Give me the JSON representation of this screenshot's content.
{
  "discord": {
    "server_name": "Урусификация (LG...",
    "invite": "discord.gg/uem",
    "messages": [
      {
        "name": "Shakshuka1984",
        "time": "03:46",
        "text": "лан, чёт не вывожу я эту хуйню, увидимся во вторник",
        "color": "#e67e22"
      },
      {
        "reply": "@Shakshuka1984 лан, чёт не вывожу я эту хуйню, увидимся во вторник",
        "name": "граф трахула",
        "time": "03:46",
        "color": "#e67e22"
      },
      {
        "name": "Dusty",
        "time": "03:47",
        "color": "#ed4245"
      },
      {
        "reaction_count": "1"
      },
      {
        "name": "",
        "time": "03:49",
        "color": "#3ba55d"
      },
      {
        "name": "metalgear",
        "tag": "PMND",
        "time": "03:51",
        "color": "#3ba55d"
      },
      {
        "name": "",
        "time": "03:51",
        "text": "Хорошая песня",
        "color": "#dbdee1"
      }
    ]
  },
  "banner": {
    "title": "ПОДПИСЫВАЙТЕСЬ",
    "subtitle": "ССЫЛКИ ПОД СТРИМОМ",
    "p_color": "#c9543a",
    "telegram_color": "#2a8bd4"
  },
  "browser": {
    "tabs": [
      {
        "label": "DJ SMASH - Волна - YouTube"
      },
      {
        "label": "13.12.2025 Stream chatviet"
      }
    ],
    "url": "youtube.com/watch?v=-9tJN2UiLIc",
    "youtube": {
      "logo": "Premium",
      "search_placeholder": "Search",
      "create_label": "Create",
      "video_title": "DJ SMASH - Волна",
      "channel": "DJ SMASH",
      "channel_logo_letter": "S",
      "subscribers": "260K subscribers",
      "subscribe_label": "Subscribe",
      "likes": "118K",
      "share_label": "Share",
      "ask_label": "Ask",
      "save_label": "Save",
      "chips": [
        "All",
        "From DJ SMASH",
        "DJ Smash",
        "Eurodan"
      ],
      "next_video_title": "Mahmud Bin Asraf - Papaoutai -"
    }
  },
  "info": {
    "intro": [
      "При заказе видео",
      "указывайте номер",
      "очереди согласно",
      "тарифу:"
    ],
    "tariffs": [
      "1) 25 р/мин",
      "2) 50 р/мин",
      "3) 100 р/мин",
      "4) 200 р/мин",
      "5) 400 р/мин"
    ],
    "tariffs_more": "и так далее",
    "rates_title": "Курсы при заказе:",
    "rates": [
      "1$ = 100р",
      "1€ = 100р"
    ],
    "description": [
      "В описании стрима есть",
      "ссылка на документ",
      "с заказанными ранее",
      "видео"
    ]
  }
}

__WHAT THE TASK ASKS__.
Print the whole listing exactly as it is.

__EXERCISE RESULT__.
Give me the JSON representation of this screenshot's content.
{
  "discord": {
    "server_name": "Урусификация (LG...",
    "invite": "discord.gg/uem",
    "messages": [
      {
        "name": "Shakshuka1984",
        "time": "03:46",
        "text": "лан, чёт не вывожу я эту хуйню, увидимся во вторник",
        "color": "#e67e22"
      },
      {
        "reply": "@Shakshuka1984 лан, чёт не вывожу я эту хуйню, увидимся во вторник",
        "name": "граф трахула",
        "time": "03:46",
        "color": "#e67e22"
      },
      {
        "name": "Dusty",
        "time": "03:47",
        "color": "#ed4245"
      },
      {
        "reaction_count": "1"
      },
      {
        "name": "",
        "time": "03:49",
        "color": "#3ba55d"
      },
      {
        "name": "metalgear",
        "tag": "PMND",
        "time": "03:51",
        "color": "#3ba55d"
      },
      {
        "name": "",
        "time": "03:51",
        "text": "Хорошая песня",
        "color": "#dbdee1"
      }
    ]
  },
  "banner": {
    "title": "ПОДПИСЫВАЙТЕСЬ",
    "subtitle": "ССЫЛКИ ПОД СТРИМОМ",
    "p_color": "#c9543a",
    "telegram_color": "#2a8bd4"
  },
  "browser": {
    "tabs": [
      {
        "label": "DJ SMASH - Волна - YouTube"
      },
      {
        "label": "13.12.2025 Stream chatviet"
      }
    ],
    "url": "youtube.com/watch?v=-9tJN2UiLIc",
    "youtube": {
      "logo": "Premium",
      "search_placeholder": "Search",
      "create_label": "Create",
      "video_title": "DJ SMASH - Волна",
      "channel": "DJ SMASH",
      "channel_logo_letter": "S",
      "subscribers": "260K subscribers",
      "subscribe_label": "Subscribe",
      "likes": "118K",
      "share_label": "Share",
      "ask_label": "Ask",
      "save_label": "Save",
      "chips": [
        "All",
        "From DJ SMASH",
        "DJ Smash",
        "Eurodan"
      ],
      "next_video_title": "Mahmud Bin Asraf - Papaoutai -"
    }
  },
  "info": {
    "intro": [
      "При заказе видео",
      "указывайте номер",
      "очереди согласно",
      "тарифу:"
    ],
    "tariffs": [
      "1) 25 р/мин",
      "2) 50 р/мин",
      "3) 100 р/мин",
      "4) 200 р/мин",
      "5) 400 р/мин"
    ],
    "tariffs_more": "и так далее",
    "rates_title": "Курсы при заказе:",
    "rates": [
      "1$ = 100р",
      "1€ = 100р"
    ],
    "description": [
      "В описании стрима есть",
      "ссылка на документ",
      "с заказанными ранее",
      "видео"
    ]
  }
}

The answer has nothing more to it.